§ **Source records**
________________

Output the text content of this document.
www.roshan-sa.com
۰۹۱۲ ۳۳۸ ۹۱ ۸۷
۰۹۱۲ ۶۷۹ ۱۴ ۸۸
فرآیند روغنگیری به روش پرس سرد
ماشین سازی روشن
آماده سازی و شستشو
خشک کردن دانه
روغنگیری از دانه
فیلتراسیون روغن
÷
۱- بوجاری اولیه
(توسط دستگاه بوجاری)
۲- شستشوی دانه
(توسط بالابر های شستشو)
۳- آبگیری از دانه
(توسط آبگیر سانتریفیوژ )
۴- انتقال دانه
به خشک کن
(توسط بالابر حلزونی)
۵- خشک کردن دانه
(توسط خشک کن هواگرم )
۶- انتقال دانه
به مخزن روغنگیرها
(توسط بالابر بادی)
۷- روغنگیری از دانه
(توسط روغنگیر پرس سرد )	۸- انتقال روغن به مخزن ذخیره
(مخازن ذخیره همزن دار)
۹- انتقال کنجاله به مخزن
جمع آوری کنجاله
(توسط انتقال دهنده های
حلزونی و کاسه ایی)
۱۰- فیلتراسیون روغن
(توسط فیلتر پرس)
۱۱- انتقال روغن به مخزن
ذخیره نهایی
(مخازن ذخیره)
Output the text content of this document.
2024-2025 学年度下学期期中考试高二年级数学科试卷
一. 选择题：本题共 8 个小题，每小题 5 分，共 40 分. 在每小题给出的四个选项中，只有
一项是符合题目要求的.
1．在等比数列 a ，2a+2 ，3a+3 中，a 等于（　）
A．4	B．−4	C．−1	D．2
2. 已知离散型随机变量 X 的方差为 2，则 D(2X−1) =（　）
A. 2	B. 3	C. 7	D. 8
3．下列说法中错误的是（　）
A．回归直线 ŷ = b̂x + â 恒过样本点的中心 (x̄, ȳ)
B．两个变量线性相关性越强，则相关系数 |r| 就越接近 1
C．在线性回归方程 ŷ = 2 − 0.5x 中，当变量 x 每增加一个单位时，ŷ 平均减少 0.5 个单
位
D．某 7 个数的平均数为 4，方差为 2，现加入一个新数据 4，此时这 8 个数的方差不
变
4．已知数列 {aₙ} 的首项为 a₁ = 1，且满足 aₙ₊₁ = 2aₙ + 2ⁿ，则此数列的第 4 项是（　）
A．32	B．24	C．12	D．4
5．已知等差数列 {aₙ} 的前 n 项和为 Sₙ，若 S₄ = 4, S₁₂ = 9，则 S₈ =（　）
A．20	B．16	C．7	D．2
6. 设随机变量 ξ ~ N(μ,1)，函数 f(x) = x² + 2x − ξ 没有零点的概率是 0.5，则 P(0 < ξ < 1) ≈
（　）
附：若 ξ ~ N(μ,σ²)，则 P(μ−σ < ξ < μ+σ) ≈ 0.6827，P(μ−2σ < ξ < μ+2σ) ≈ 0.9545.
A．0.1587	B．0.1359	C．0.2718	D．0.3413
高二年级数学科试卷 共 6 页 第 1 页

________________

Print the records once more, exactly as they were given.

Output the text content of this document.
www.roshan-sa.com
۰۹۱۲ ۳۳۸ ۹۱ ۸۷
۰۹۱۲ ۶۷۹ ۱۴ ۸۸
فرآیند روغنگیری به روش پرس سرد
ماشین سازی روشن
آماده سازی و شستشو
خشک کردن دانه
روغنگیری از دانه
فیلتراسیون روغن
÷
۱- بوجاری اولیه
(توسط دستگاه بوجاری)
۲- شستشوی دانه
(توسط بالابر های شستشو)
۳- آبگیری از دانه
(توسط آبگیر سانتریفیوژ )
۴- انتقال دانه
به خشک کن
(توسط بالابر حلزونی)
۵- خشک کردن دانه
(توسط خشک کن هواگرم )
۶- انتقال دانه
به مخزن روغنگیرها
(توسط بالابر بادی)
۷- روغنگیری از دانه
(توسط روغنگیر پرس سرد )	۸- انتقال روغن به مخزن ذخیره
(مخازن ذخیره همزن دار)
۹- انتقال کنجاله به مخزن
جمع آوری کنجاله
(توسط انتقال دهنده های
حلزونی و کاسه ایی)
۱۰- فیلتراسیون روغن
(توسط فیلتر پرس)
۱۱- انتقال روغن به مخزن
ذخیره نهایی
(مخازن ذخیره)
Output the text content of this document.
2024-2025 学年度下学期期中考试高二年级数学科试卷
一. 选择题：本题共 8 个小题，每小题 5 分，共 40 分. 在每小题给出的四个选项中，只有
一项是符合题目要求的.
1．在等比数列 a ，2a+2 ，3a+3 中，a 等于（　）
A．4	B．−4	C．−1	D．2
2. 已知离散型随机变量 X 的方差为 2，则 D(2X−1) =（　）
A. 2	B. 3	C. 7	D. 8
3．下列说法中错误的是（　）
A．回归直线 ŷ = b̂x + â 恒过样本点的中心 (x̄, ȳ)
B．两个变量线性相关性越强，则相关系数 |r| 就越接近 1
C．在线性回归方程 ŷ = 2 − 0.5x 中，当变量 x 每增加一个单位时，ŷ 平均减少 0.5 个单
位
D．某 7 个数的平均数为 4，方差为 2，现加入一个新数据 4，此时这 8 个数的方差不
变
4．已知数列 {aₙ} 的首项为 a₁ = 1，且满足 aₙ₊₁ = 2aₙ + 2ⁿ，则此数列的第 4 项是（　）
A．32	B．24	C．12	D．4
5．已知等差数列 {aₙ} 的前 n 项和为 Sₙ，若 S₄ = 4, S₁₂ = 9，则 S₈ =（　）
A．20	B．16	C．7	D．2
6. 设随机变量 ξ ~ N(μ,1)，函数 f(x) = x² + 2x − ξ 没有零点的概率是 0.5，则 P(0 < ξ < 1) ≈
（　）
附：若 ξ ~ N(μ,σ²)，则 P(μ−σ < ξ < μ+σ) ≈ 0.6827，P(μ−2σ < ξ < μ+2σ) ≈ 0.9545.
A．0.1587	B．0.1359	C．0.2718	D．0.3413
高二年级数学科试卷 共 6 页 第 1 页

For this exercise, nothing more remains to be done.